■ **Exercise material**:

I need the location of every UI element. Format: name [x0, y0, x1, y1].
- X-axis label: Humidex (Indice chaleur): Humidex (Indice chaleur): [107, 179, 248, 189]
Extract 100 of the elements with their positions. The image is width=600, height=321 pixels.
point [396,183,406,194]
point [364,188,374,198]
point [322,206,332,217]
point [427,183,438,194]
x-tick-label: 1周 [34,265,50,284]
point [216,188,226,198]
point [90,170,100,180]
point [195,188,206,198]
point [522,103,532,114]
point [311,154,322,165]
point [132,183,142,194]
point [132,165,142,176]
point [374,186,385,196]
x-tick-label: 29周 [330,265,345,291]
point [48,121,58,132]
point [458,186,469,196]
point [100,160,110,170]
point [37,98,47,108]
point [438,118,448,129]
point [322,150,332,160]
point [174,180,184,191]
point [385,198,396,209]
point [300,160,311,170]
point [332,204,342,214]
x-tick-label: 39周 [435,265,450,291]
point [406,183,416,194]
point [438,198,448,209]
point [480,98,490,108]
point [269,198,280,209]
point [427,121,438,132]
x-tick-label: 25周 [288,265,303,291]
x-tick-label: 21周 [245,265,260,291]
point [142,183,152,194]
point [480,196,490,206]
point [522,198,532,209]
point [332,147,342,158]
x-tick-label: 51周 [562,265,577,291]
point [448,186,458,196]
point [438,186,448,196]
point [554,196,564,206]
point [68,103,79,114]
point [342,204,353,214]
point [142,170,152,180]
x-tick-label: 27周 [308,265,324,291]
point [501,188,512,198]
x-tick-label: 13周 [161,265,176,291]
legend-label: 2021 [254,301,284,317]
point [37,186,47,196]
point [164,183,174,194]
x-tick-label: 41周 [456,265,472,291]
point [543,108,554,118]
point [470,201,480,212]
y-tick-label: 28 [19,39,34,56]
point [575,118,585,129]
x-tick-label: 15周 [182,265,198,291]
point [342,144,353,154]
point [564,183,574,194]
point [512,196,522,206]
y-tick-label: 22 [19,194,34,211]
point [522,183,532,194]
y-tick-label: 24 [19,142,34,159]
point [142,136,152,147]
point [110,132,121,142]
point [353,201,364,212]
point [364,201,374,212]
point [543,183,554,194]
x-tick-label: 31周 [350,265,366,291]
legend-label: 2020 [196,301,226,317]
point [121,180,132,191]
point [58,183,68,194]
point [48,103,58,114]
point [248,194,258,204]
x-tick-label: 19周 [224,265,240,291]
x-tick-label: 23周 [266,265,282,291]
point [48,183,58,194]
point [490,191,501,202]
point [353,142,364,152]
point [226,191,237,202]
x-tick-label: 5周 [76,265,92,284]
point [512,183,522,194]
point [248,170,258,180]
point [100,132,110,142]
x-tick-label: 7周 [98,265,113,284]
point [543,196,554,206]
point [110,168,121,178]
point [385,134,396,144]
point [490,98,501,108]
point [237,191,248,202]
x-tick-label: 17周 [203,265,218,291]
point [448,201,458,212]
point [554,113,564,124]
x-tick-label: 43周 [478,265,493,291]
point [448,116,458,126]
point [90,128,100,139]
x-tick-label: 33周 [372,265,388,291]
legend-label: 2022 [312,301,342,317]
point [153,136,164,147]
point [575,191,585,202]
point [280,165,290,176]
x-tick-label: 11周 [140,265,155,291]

■ **Work to be completed**:
Select each line of the rows above that contains the string "legend", treating uppercase and lowercase letters as different.

■ **Written solution**:
legend-label: 2021 [254,301,284,317]
legend-label: 2020 [196,301,226,317]
legend-label: 2022 [312,301,342,317]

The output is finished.